Begin

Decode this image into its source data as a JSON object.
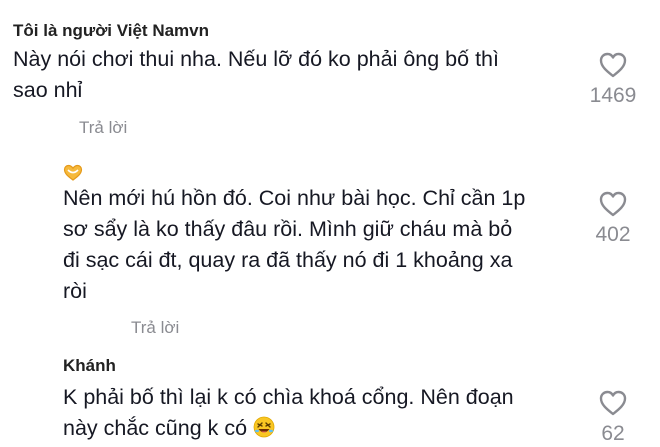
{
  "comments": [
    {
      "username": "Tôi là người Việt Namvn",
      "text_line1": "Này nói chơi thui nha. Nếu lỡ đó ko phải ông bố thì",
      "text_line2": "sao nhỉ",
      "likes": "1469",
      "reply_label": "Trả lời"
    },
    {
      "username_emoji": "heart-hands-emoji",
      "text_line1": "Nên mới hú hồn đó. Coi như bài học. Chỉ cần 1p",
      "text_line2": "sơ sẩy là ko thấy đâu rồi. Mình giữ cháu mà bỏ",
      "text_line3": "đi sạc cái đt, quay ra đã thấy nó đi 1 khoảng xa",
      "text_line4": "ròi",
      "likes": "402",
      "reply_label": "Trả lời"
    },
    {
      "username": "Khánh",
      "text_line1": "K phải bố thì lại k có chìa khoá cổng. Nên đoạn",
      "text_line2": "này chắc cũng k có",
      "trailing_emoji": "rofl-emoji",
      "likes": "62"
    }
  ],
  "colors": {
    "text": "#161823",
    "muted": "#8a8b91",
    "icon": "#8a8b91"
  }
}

End

**WRITTEN REQUEST:** Output the material word for word, omitting its pictures.

**RESPONSE TO THE TASK:**
Decode this image into its source data as a JSON object.
{
  "comments": [
    {
      "username": "Tôi là người Việt Namvn",
      "text_line1": "Này nói chơi thui nha. Nếu lỡ đó ko phải ông bố thì",
      "text_line2": "sao nhỉ",
      "likes": "1469",
      "reply_label": "Trả lời"
    },
    {
      "username_emoji": "heart-hands-emoji",
      "text_line1": "Nên mới hú hồn đó. Coi như bài học. Chỉ cần 1p",
      "text_line2": "sơ sẩy là ko thấy đâu rồi. Mình giữ cháu mà bỏ",
      "text_line3": "đi sạc cái đt, quay ra đã thấy nó đi 1 khoảng xa",
      "text_line4": "ròi",
      "likes": "402",
      "reply_label": "Trả lời"
    },
    {
      "username": "Khánh",
      "text_line1": "K phải bố thì lại k có chìa khoá cổng. Nên đoạn",
      "text_line2": "này chắc cũng k có",
      "trailing_emoji": "rofl-emoji",
      "likes": "62"
    }
  ],
  "colors": {
    "text": "#161823",
    "muted": "#8a8b91",
    "icon": "#8a8b91"
  }
}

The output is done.